## [EXERCISE PROMPT]
Repeat the lines of the data verbatim, starting with the first line and going on through the line that contains "y-tick-label: 0.9995 xyxy=(76,483,160,511)".

Dataset entries
-----

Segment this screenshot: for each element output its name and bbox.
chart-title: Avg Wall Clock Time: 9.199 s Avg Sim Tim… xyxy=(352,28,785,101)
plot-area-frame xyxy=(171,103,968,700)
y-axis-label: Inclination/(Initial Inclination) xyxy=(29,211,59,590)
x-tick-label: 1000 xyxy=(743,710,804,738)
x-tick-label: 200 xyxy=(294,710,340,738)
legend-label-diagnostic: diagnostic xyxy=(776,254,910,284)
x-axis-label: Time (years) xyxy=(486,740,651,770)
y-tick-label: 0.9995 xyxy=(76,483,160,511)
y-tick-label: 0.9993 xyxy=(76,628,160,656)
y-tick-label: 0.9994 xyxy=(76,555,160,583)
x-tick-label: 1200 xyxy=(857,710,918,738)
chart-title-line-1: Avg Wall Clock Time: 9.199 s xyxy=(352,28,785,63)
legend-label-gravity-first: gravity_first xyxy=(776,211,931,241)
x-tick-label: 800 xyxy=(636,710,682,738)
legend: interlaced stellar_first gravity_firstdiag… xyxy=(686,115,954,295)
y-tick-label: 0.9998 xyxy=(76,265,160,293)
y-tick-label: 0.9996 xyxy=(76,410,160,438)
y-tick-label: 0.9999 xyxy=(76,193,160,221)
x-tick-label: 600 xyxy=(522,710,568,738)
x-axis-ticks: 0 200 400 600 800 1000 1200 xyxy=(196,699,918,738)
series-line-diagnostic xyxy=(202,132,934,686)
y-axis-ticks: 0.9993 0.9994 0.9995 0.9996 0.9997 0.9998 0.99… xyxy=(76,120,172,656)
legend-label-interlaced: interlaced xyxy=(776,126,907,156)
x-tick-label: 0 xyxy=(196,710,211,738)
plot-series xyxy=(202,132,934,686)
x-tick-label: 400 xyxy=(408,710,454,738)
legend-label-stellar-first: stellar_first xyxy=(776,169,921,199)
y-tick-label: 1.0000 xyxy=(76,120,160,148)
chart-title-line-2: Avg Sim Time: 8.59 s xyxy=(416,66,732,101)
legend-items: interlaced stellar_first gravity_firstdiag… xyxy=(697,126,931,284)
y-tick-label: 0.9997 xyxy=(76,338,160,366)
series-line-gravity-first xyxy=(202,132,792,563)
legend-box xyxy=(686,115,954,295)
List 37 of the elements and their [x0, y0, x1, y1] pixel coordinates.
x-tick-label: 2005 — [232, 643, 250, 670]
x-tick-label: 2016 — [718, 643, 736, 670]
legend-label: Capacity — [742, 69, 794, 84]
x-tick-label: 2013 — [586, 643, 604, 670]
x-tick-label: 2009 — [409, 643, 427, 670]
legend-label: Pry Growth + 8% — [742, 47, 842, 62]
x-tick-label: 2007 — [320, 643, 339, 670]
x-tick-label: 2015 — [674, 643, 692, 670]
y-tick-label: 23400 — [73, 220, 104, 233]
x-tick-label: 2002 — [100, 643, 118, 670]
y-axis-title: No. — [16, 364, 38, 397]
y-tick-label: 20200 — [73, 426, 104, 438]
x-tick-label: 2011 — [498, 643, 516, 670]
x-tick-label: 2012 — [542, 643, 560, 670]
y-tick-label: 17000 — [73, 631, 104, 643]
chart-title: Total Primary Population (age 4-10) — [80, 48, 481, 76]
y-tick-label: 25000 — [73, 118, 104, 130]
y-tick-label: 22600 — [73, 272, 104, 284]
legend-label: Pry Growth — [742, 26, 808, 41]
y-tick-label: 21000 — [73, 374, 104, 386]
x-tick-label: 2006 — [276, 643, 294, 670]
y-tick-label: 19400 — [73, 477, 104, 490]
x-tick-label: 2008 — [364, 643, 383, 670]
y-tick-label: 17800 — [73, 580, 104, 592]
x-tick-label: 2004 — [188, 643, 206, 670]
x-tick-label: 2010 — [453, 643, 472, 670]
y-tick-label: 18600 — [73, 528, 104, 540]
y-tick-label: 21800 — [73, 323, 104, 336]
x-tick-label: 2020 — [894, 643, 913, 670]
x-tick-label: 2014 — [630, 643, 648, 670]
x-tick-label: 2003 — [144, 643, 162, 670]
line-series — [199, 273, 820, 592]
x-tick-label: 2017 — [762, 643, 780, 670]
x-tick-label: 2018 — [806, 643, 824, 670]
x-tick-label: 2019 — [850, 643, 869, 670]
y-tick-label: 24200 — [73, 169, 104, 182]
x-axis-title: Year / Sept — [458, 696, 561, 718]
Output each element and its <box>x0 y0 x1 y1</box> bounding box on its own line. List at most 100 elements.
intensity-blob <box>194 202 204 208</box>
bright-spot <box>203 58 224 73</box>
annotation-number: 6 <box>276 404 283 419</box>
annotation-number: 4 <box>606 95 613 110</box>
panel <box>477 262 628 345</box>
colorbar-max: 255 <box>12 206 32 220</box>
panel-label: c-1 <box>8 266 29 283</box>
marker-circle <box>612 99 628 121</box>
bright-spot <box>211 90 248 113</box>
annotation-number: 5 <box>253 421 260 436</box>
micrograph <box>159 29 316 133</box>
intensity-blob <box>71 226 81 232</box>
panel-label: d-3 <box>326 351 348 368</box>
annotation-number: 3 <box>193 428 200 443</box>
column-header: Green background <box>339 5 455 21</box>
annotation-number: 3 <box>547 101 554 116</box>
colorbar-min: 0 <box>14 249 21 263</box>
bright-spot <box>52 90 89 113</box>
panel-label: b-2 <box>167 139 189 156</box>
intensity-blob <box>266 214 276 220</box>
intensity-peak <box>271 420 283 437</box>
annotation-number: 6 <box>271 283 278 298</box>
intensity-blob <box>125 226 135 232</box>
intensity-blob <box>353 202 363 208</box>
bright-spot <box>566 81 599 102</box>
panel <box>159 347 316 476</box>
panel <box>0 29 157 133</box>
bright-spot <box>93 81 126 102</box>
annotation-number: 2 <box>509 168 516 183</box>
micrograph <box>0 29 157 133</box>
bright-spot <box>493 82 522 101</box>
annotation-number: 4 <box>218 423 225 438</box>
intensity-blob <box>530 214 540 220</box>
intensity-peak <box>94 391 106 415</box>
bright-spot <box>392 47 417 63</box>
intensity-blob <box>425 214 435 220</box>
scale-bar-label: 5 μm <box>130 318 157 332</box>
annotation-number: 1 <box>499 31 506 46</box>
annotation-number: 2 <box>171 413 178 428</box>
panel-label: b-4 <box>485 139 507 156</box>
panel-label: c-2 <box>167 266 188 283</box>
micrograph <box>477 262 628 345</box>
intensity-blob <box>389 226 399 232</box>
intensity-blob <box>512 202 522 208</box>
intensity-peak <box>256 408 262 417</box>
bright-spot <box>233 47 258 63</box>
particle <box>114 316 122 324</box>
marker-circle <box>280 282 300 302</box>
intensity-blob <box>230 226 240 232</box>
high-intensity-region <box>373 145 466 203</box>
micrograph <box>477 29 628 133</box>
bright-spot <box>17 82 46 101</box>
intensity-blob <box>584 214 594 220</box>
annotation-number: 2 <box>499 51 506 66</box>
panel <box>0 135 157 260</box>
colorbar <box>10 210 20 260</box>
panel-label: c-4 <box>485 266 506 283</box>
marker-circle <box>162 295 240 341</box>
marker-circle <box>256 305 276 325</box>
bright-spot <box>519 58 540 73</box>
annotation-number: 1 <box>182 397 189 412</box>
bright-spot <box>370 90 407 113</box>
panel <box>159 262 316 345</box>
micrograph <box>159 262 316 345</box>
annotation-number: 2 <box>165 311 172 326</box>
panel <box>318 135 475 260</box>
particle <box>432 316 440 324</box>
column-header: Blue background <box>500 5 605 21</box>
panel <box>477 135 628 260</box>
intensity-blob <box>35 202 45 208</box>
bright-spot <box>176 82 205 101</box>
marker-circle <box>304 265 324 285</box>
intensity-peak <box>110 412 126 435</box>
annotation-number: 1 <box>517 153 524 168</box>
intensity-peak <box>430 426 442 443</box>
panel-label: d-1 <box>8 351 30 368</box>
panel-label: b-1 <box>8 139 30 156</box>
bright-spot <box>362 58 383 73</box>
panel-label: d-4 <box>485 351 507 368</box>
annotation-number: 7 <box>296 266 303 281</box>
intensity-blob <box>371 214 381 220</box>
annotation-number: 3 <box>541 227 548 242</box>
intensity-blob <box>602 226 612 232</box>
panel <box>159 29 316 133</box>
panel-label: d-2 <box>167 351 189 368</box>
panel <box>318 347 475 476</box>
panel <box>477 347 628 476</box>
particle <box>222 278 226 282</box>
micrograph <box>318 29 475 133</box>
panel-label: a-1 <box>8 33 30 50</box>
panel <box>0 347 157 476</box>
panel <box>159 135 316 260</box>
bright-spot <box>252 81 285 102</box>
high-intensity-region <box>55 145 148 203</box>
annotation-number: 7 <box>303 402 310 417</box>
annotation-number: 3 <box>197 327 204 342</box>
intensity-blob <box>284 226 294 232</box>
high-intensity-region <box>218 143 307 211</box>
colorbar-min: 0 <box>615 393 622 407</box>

-----

## [RESULT BELOW]
Segment this screenshot: for each element output its name and bbox.
chart-title: Avg Wall Clock Time: 9.199 s Avg Sim Tim… xyxy=(352,28,785,101)
plot-area-frame xyxy=(171,103,968,700)
y-axis-label: Inclination/(Initial Inclination) xyxy=(29,211,59,590)
x-tick-label: 1000 xyxy=(743,710,804,738)
x-tick-label: 200 xyxy=(294,710,340,738)
legend-label-diagnostic: diagnostic xyxy=(776,254,910,284)
x-axis-label: Time (years) xyxy=(486,740,651,770)
y-tick-label: 0.9995 xyxy=(76,483,160,511)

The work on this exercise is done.